▶ **Instruction**
Select the lines below containing the word "text".

▶ **Provided data**
▼
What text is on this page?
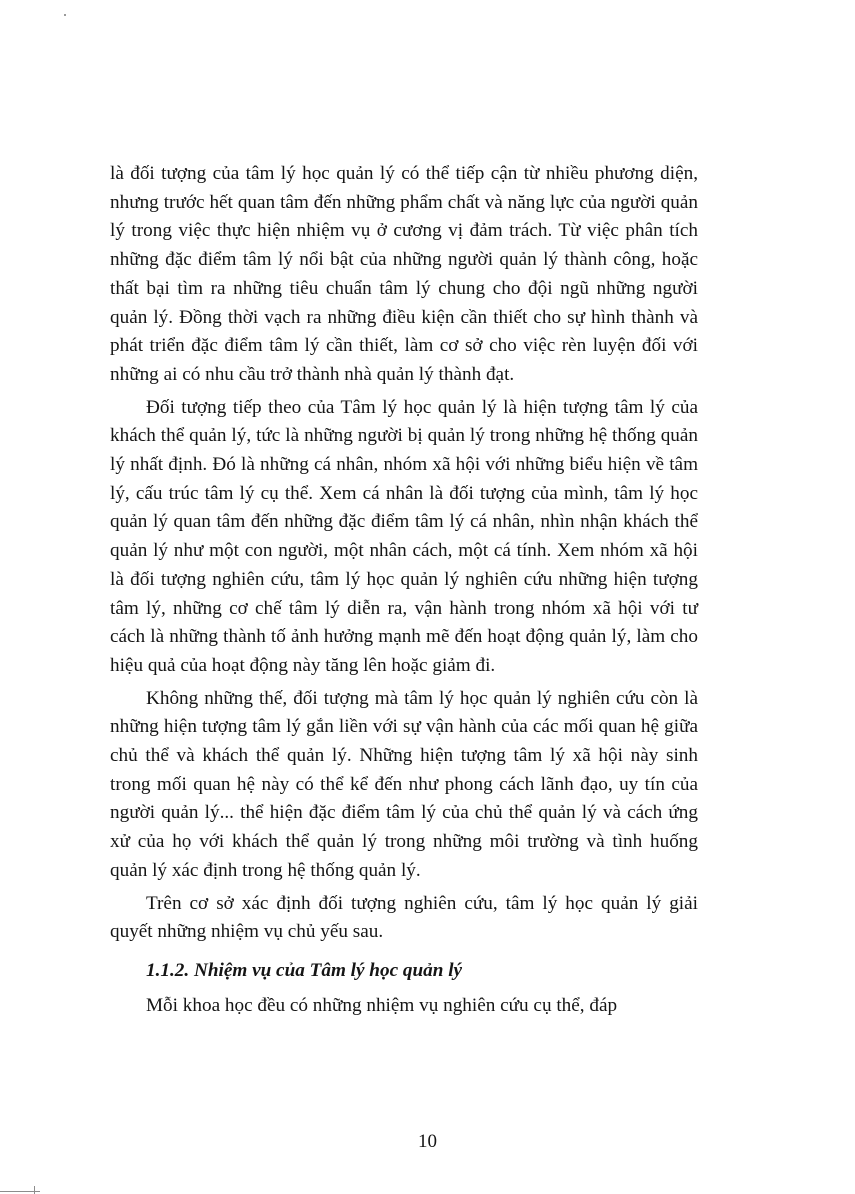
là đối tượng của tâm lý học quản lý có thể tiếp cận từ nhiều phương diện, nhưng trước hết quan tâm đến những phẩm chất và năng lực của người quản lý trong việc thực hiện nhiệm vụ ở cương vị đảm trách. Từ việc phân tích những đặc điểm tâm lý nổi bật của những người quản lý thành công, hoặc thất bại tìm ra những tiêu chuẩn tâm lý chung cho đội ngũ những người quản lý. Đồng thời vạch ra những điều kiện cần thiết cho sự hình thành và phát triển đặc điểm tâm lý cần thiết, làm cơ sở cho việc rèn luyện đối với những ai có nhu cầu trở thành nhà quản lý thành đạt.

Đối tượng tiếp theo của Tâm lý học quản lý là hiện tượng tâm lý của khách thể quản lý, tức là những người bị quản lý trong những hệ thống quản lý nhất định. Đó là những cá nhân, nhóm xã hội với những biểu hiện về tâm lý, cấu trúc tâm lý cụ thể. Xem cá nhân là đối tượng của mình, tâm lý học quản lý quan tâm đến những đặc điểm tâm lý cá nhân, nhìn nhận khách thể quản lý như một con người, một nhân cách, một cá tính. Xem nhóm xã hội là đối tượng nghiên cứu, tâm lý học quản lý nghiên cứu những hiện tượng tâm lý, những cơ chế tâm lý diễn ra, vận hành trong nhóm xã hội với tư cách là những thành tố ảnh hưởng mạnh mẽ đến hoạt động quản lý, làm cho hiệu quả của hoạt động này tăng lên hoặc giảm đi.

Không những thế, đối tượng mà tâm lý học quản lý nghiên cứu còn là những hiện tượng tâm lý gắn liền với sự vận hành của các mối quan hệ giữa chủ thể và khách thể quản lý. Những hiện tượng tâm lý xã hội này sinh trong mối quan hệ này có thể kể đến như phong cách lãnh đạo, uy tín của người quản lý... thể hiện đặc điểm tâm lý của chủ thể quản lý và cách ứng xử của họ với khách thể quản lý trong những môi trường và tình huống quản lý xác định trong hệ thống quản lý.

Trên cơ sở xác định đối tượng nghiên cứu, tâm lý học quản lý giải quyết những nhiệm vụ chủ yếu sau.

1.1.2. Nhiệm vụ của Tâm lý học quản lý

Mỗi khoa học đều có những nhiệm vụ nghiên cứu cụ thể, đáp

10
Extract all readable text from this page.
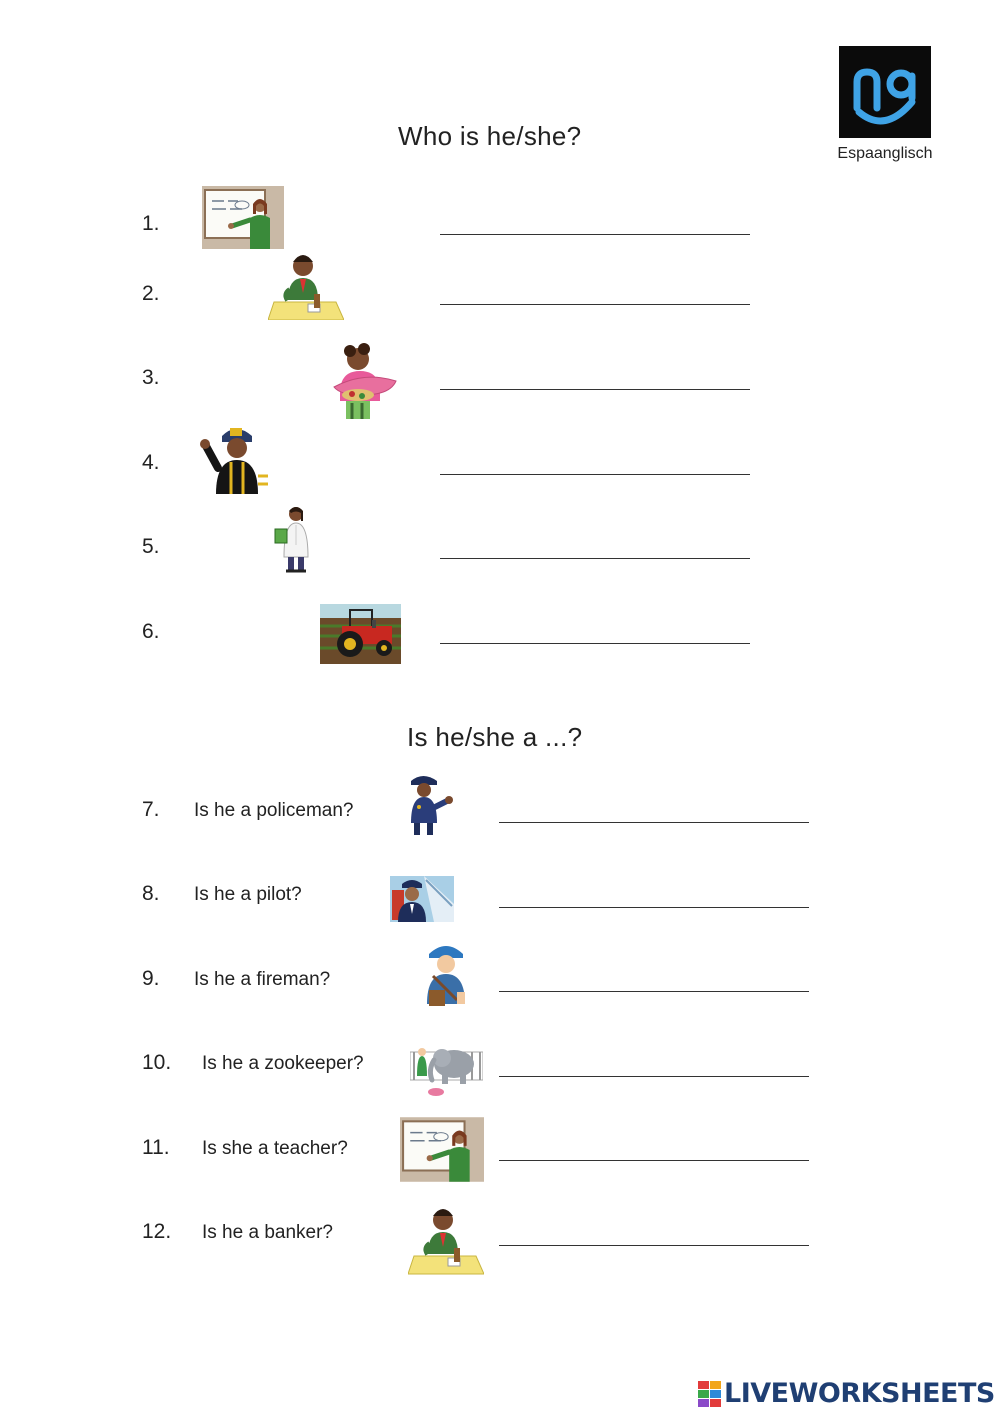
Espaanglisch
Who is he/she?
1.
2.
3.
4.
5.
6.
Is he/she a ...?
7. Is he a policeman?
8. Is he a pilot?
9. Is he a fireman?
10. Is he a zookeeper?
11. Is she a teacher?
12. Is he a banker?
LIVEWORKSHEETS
▲
▶ **The solution**
What text is on this page?
Extract all readable text from this page.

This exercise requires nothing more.